Without changing a character, return the entries, but not the images they hold.
─── PROVIDED MATERIAL ───
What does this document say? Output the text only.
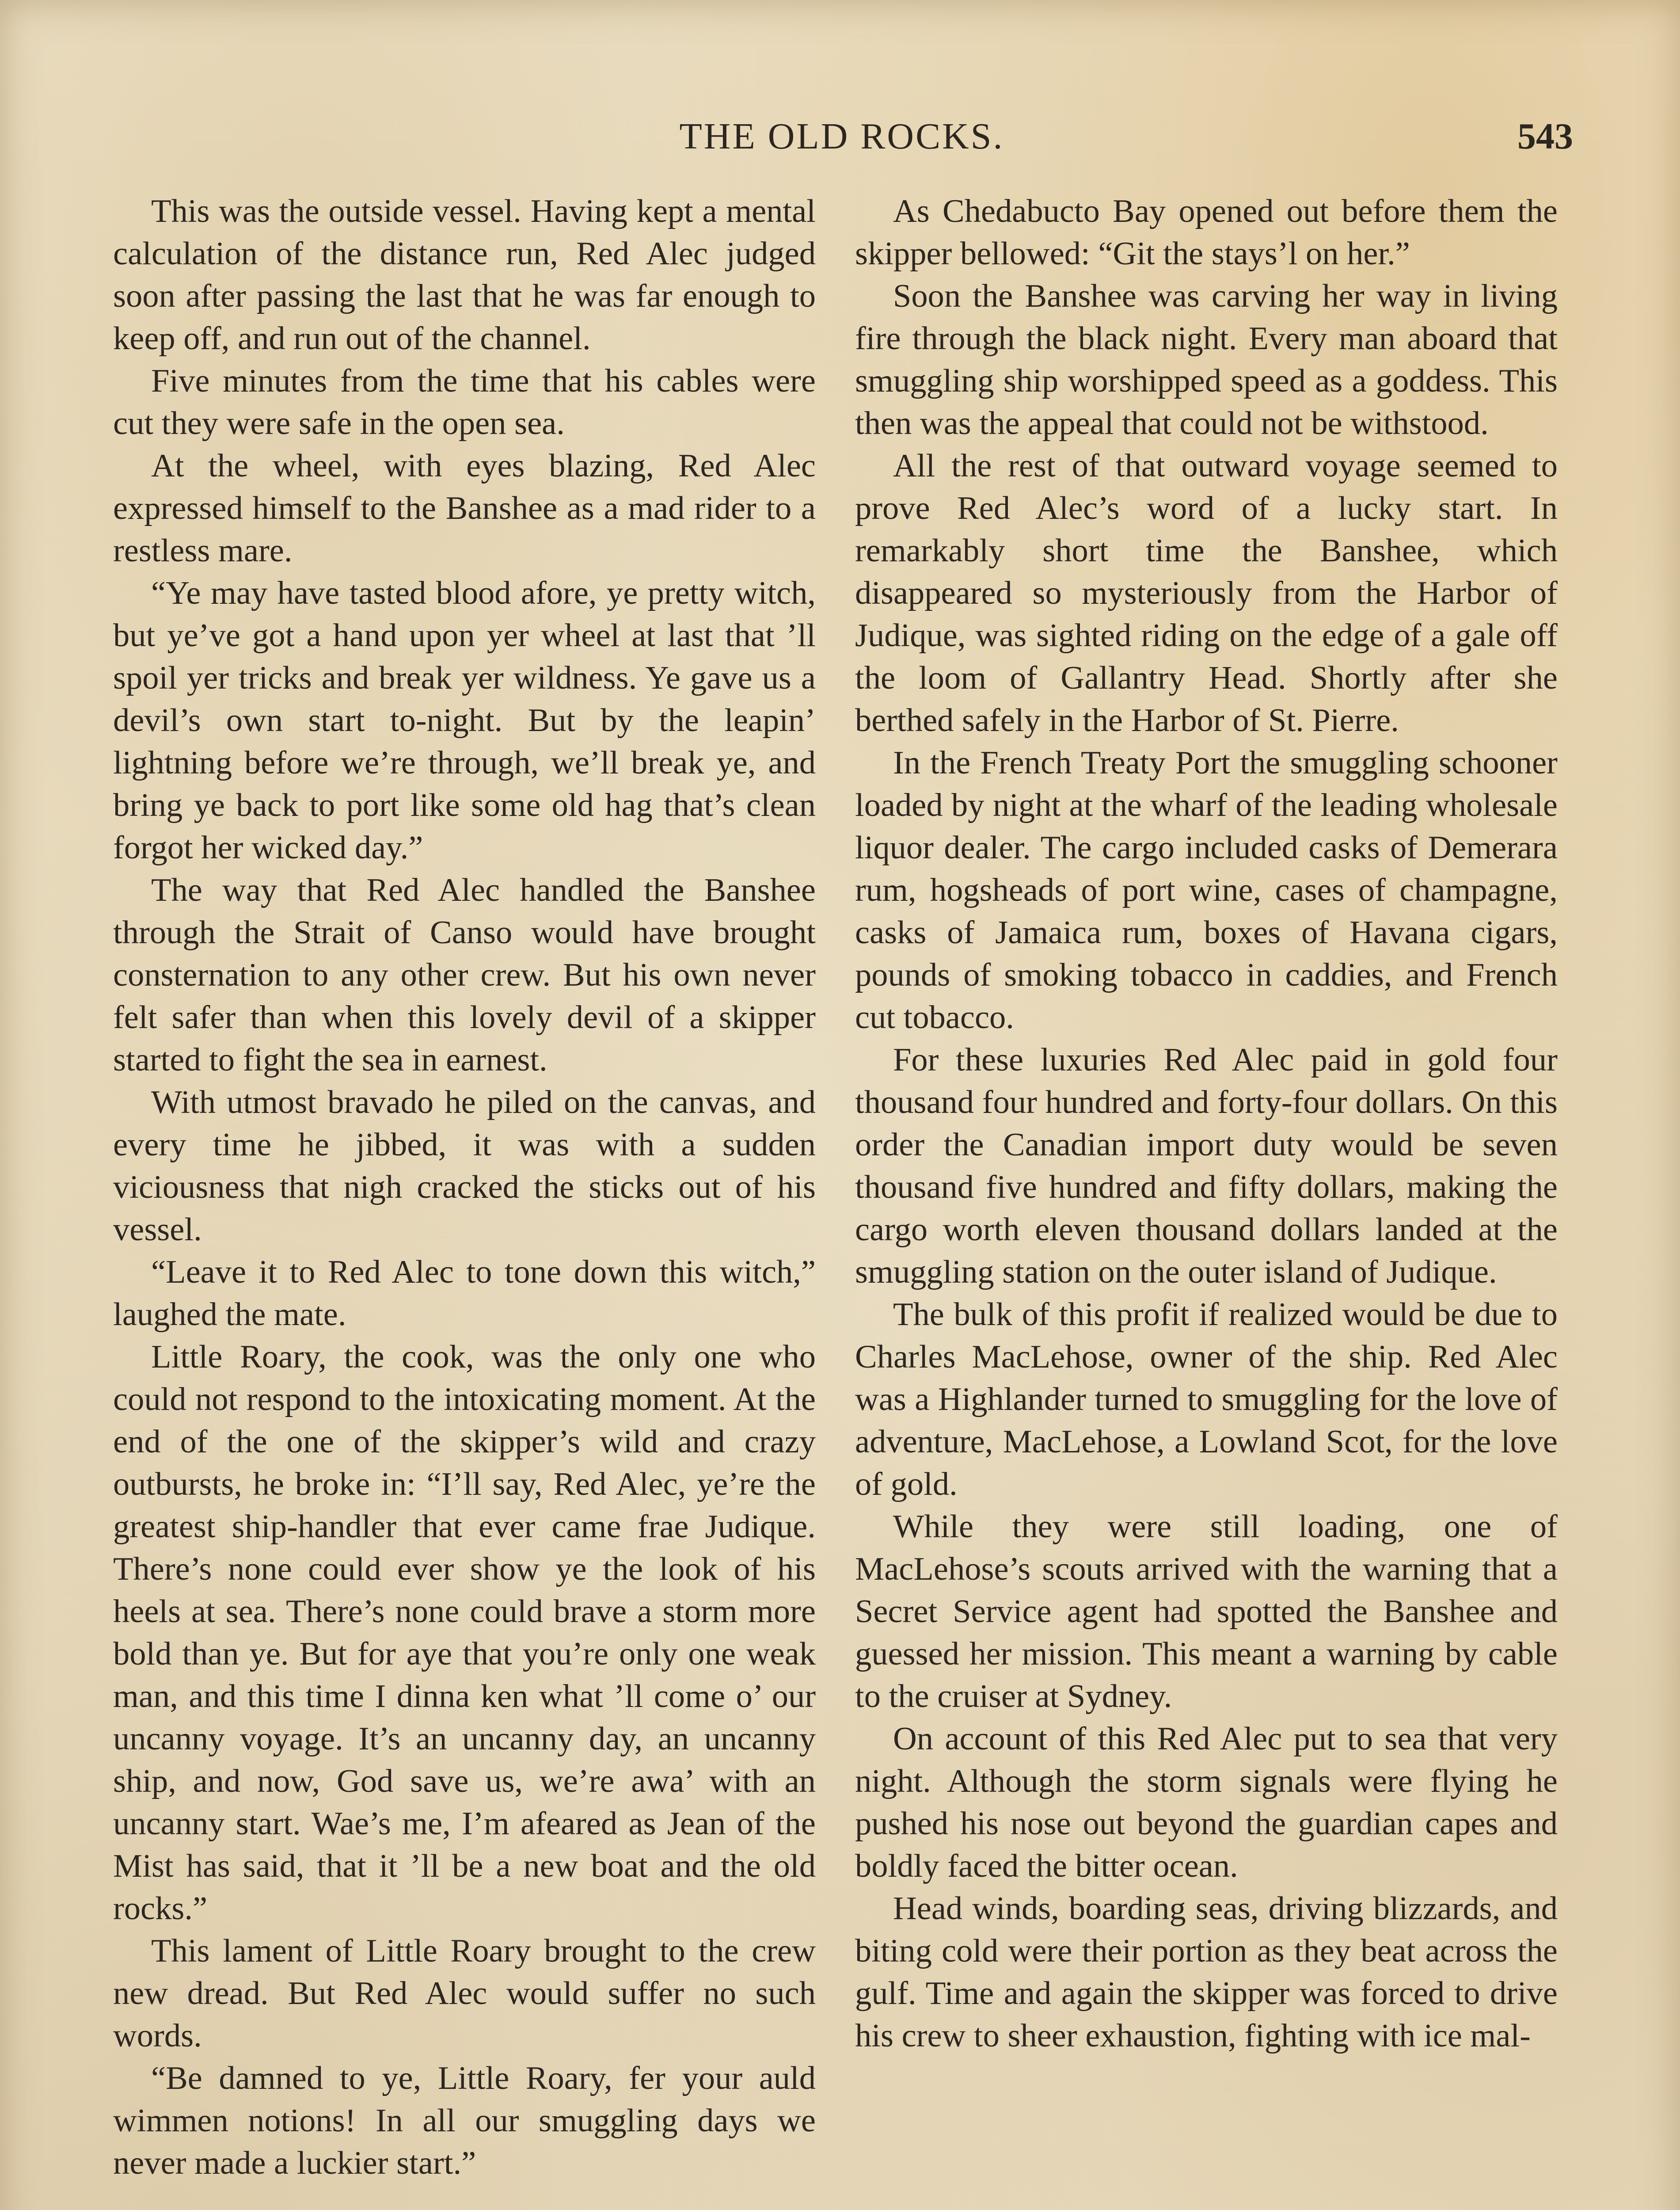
THE OLD ROCKS.	543

This was the outside vessel. Having kept a mental calculation of the distance run, Red Alec judged soon after passing the last that he was far enough to keep off, and run out of the channel.

Five minutes from the time that his cables were cut they were safe in the open sea.

At the wheel, with eyes blazing, Red Alec expressed himself to the Banshee as a mad rider to a restless mare.

“Ye may have tasted blood afore, ye pretty witch, but ye’ve got a hand upon yer wheel at last that ’ll spoil yer tricks and break yer wildness. Ye gave us a devil’s own start to-night. But by the leapin’ lightning before we’re through, we’ll break ye, and bring ye back to port like some old hag that’s clean forgot her wicked day.”

The way that Red Alec handled the Banshee through the Strait of Canso would have brought consternation to any other crew. But his own never felt safer than when this lovely devil of a skipper started to fight the sea in earnest.

With utmost bravado he piled on the canvas, and every time he jibbed, it was with a sudden viciousness that nigh cracked the sticks out of his vessel.

“Leave it to Red Alec to tone down this witch,” laughed the mate.

Little Roary, the cook, was the only one who could not respond to the intoxicating moment. At the end of the one of the skipper’s wild and crazy outbursts, he broke in: “I’ll say, Red Alec, ye’re the greatest ship-handler that ever came frae Judique. There’s none could ever show ye the look of his heels at sea. There’s none could brave a storm more bold than ye. But for aye that you’re only one weak man, and this time I dinna ken what ’ll come o’ our uncanny voyage. It’s an uncanny day, an uncanny ship, and now, God save us, we’re awa’ with an uncanny start. Wae’s me, I’m afeared as Jean of the Mist has said, that it ’ll be a new boat and the old rocks.”

This lament of Little Roary brought to the crew new dread. But Red Alec would suffer no such words.

“Be damned to ye, Little Roary, fer your auld wimmen notions! In all our smuggling days we never made a luckier start.”

As Chedabucto Bay opened out before them the skipper bellowed: “Git the stays’l on her.”

Soon the Banshee was carving her way in living fire through the black night. Every man aboard that smuggling ship worshipped speed as a goddess. This then was the appeal that could not be withstood.

All the rest of that outward voyage seemed to prove Red Alec’s word of a lucky start. In remarkably short time the Banshee, which disappeared so mysteriously from the Harbor of Judique, was sighted riding on the edge of a gale off the loom of Gallantry Head. Shortly after she berthed safely in the Harbor of St. Pierre.

In the French Treaty Port the smuggling schooner loaded by night at the wharf of the leading wholesale liquor dealer. The cargo included casks of Demerara rum, hogsheads of port wine, cases of champagne, casks of Jamaica rum, boxes of Havana cigars, pounds of smoking tobacco in caddies, and French cut tobacco.

For these luxuries Red Alec paid in gold four thousand four hundred and forty-four dollars. On this order the Canadian import duty would be seven thousand five hundred and fifty dollars, making the cargo worth eleven thousand dollars landed at the smuggling station on the outer island of Judique.

The bulk of this profit if realized would be due to Charles MacLehose, owner of the ship. Red Alec was a Highlander turned to smuggling for the love of adventure, MacLehose, a Lowland Scot, for the love of gold.

While they were still loading, one of MacLehose’s scouts arrived with the warning that a Secret Service agent had spotted the Banshee and guessed her mission. This meant a warning by cable to the cruiser at Sydney.

On account of this Red Alec put to sea that very night. Although the storm signals were flying he pushed his nose out beyond the guardian capes and boldly faced the bitter ocean.

Head winds, boarding seas, driving blizzards, and biting cold were their portion as they beat across the gulf. Time and again the skipper was forced to drive his crew to sheer exhaustion, fighting with ice mal-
───
REPLY:
What does this document say? Output the text only.
THE OLD ROCKS.	543

This was the outside vessel. Having kept a mental calculation of the distance run, Red Alec judged soon after passing the last that he was far enough to keep off, and run out of the channel.

Five minutes from the time that his cables were cut they were safe in the open sea.

At the wheel, with eyes blazing, Red Alec expressed himself to the Banshee as a mad rider to a restless mare.

“Ye may have tasted blood afore, ye pretty witch, but ye’ve got a hand upon yer wheel at last that ’ll spoil yer tricks and break yer wildness. Ye gave us a devil’s own start to-night. But by the leapin’ lightning before we’re through, we’ll break ye, and bring ye back to port like some old hag that’s clean forgot her wicked day.”

The way that Red Alec handled the Banshee through the Strait of Canso would have brought consternation to any other crew. But his own never felt safer than when this lovely devil of a skipper started to fight the sea in earnest.

With utmost bravado he piled on the canvas, and every time he jibbed, it was with a sudden viciousness that nigh cracked the sticks out of his vessel.

“Leave it to Red Alec to tone down this witch,” laughed the mate.

Little Roary, the cook, was the only one who could not respond to the intoxicating moment. At the end of the one of the skipper’s wild and crazy outbursts, he broke in: “I’ll say, Red Alec, ye’re the greatest ship-handler that ever came frae Judique. There’s none could ever show ye the look of his heels at sea. There’s none could brave a storm more bold than ye. But for aye that you’re only one weak man, and this time I dinna ken what ’ll come o’ our uncanny voyage. It’s an uncanny day, an uncanny ship, and now, God save us, we’re awa’ with an uncanny start. Wae’s me, I’m afeared as Jean of the Mist has said, that it ’ll be a new boat and the old rocks.”

This lament of Little Roary brought to the crew new dread. But Red Alec would suffer no such words.

“Be damned to ye, Little Roary, fer your auld wimmen notions! In all our smuggling days we never made a luckier start.”

As Chedabucto Bay opened out before them the skipper bellowed: “Git the stays’l on her.”

Soon the Banshee was carving her way in living fire through the black night. Every man aboard that smuggling ship worshipped speed as a goddess. This then was the appeal that could not be withstood.

All the rest of that outward voyage seemed to prove Red Alec’s word of a lucky start. In remarkably short time the Banshee, which disappeared so mysteriously from the Harbor of Judique, was sighted riding on the edge of a gale off the loom of Gallantry Head. Shortly after she berthed safely in the Harbor of St. Pierre.

In the French Treaty Port the smuggling schooner loaded by night at the wharf of the leading wholesale liquor dealer. The cargo included casks of Demerara rum, hogsheads of port wine, cases of champagne, casks of Jamaica rum, boxes of Havana cigars, pounds of smoking tobacco in caddies, and French cut tobacco.

For these luxuries Red Alec paid in gold four thousand four hundred and forty-four dollars. On this order the Canadian import duty would be seven thousand five hundred and fifty dollars, making the cargo worth eleven thousand dollars landed at the smuggling station on the outer island of Judique.

The bulk of this profit if realized would be due to Charles MacLehose, owner of the ship. Red Alec was a Highlander turned to smuggling for the love of adventure, MacLehose, a Lowland Scot, for the love of gold.

While they were still loading, one of MacLehose’s scouts arrived with the warning that a Secret Service agent had spotted the Banshee and guessed her mission. This meant a warning by cable to the cruiser at Sydney.

On account of this Red Alec put to sea that very night. Although the storm signals were flying he pushed his nose out beyond the guardian capes and boldly faced the bitter ocean.

Head winds, boarding seas, driving blizzards, and biting cold were their portion as they beat across the gulf. Time and again the skipper was forced to drive his crew to sheer exhaustion, fighting with ice mal-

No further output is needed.